## What this task involves
Every record must be transcribed in its entirety, apart from the images, which are to be omitted.

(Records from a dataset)
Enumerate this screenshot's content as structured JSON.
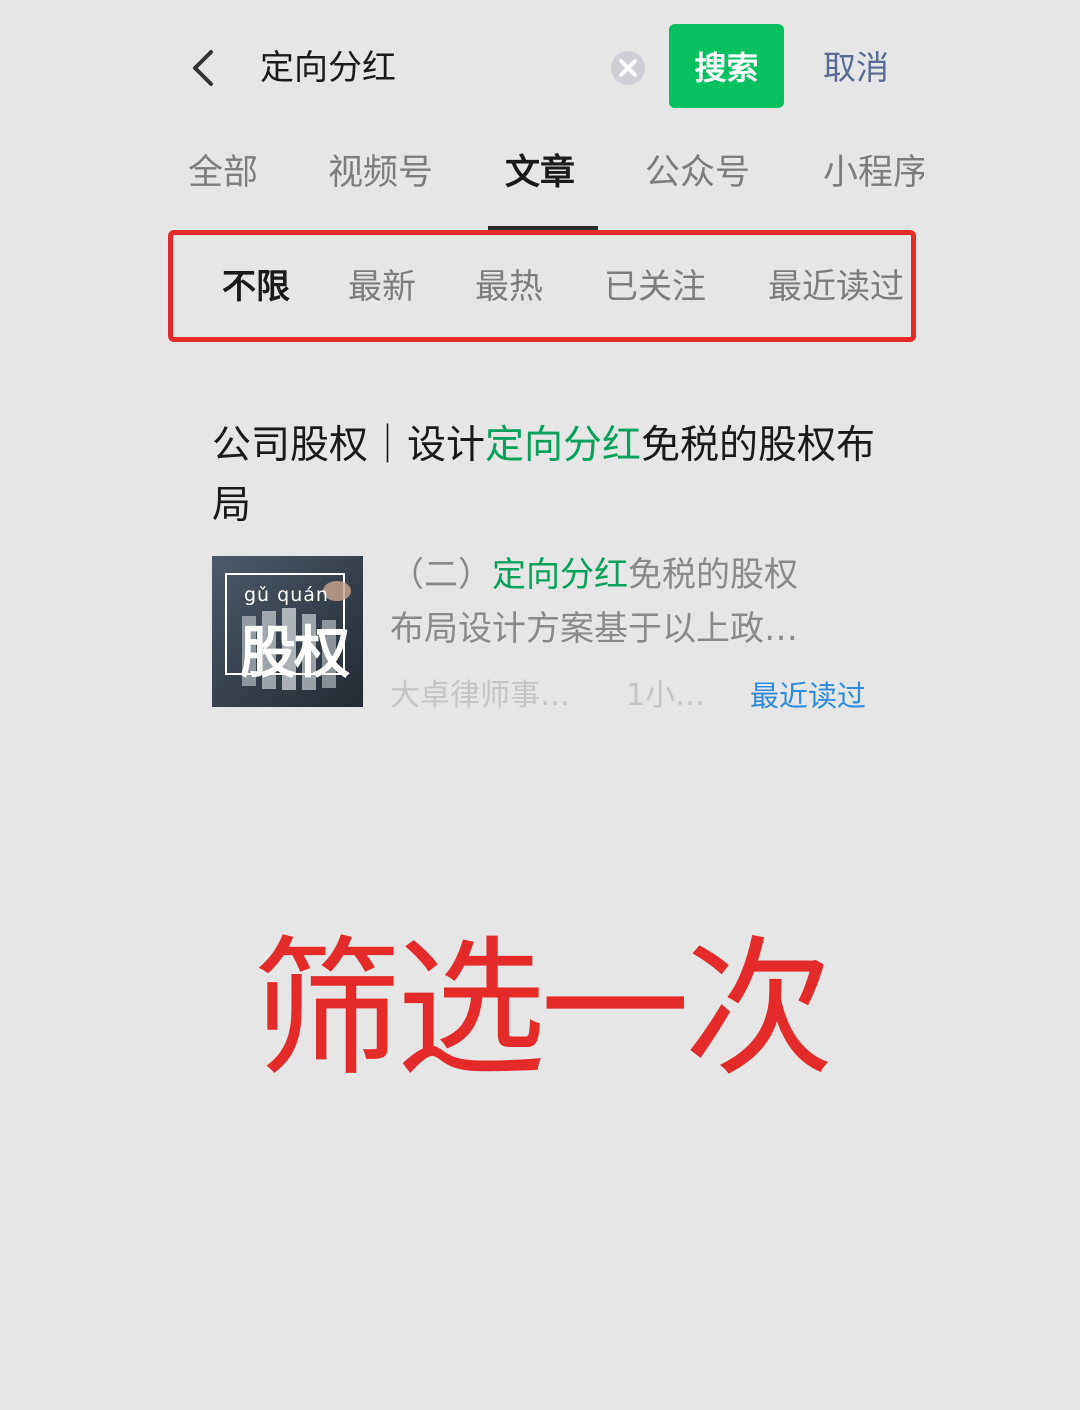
{
  "search": {
    "query": "定向分红",
    "search_label": "搜索",
    "cancel_label": "取消"
  },
  "tabs": [
    {
      "label": "全部"
    },
    {
      "label": "视频号"
    },
    {
      "label": "文章",
      "active": true
    },
    {
      "label": "公众号"
    },
    {
      "label": "小程序"
    }
  ],
  "filters": [
    {
      "label": "不限",
      "active": true
    },
    {
      "label": "最新"
    },
    {
      "label": "最热"
    },
    {
      "label": "已关注"
    },
    {
      "label": "最近读过"
    }
  ],
  "result": {
    "title_pre": "公司股权｜设计",
    "title_hl": "定向分红",
    "title_post": "免税的股权布局",
    "thumb_pinyin": "gǔ quán",
    "thumb_hanzi": "股权",
    "snippet_pre": "（二）",
    "snippet_hl": "定向分红",
    "snippet_post": "免税的股权",
    "snippet_line2": "布局设计方案基于以上政…",
    "source": "大卓律师事…",
    "time": "1小…",
    "badge": "最近读过"
  },
  "caption": "筛选一次",
  "colors": {
    "accent_green": "#07c160",
    "highlight_green": "#07a15a",
    "annotation_red": "#e52a2a",
    "link_blue": "#2f8be0",
    "cancel_blue": "#576b95"
  }
}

## Final result
Enumerate this screenshot's content as structured JSON.
{
  "search": {
    "query": "定向分红",
    "search_label": "搜索",
    "cancel_label": "取消"
  },
  "tabs": [
    {
      "label": "全部"
    },
    {
      "label": "视频号"
    },
    {
      "label": "文章",
      "active": true
    },
    {
      "label": "公众号"
    },
    {
      "label": "小程序"
    }
  ],
  "filters": [
    {
      "label": "不限",
      "active": true
    },
    {
      "label": "最新"
    },
    {
      "label": "最热"
    },
    {
      "label": "已关注"
    },
    {
      "label": "最近读过"
    }
  ],
  "result": {
    "title_pre": "公司股权｜设计",
    "title_hl": "定向分红",
    "title_post": "免税的股权布局",
    "thumb_pinyin": "gǔ quán",
    "thumb_hanzi": "股权",
    "snippet_pre": "（二）",
    "snippet_hl": "定向分红",
    "snippet_post": "免税的股权",
    "snippet_line2": "布局设计方案基于以上政…",
    "source": "大卓律师事…",
    "time": "1小…",
    "badge": "最近读过"
  },
  "caption": "筛选一次",
  "colors": {
    "accent_green": "#07c160",
    "highlight_green": "#07a15a",
    "annotation_red": "#e52a2a",
    "link_blue": "#2f8be0",
    "cancel_blue": "#576b95"
  }
}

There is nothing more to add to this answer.